**GIVEN EXERCISE**: Reproduce all entries verbatim, with nothing added or dropped.

**SOURCE MATERIAL**:

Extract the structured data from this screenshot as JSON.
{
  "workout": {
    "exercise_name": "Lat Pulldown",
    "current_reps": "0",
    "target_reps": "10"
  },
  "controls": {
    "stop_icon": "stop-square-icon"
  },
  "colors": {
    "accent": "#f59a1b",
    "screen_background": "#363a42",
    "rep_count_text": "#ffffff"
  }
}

**THE RESPONSE**:
Extract the structured data from this screenshot as JSON.
{
  "workout": {
    "exercise_name": "Lat Pulldown",
    "current_reps": "0",
    "target_reps": "10"
  },
  "controls": {
    "stop_icon": "stop-square-icon"
  },
  "colors": {
    "accent": "#f59a1b",
    "screen_background": "#363a42",
    "rep_count_text": "#ffffff"
  }
}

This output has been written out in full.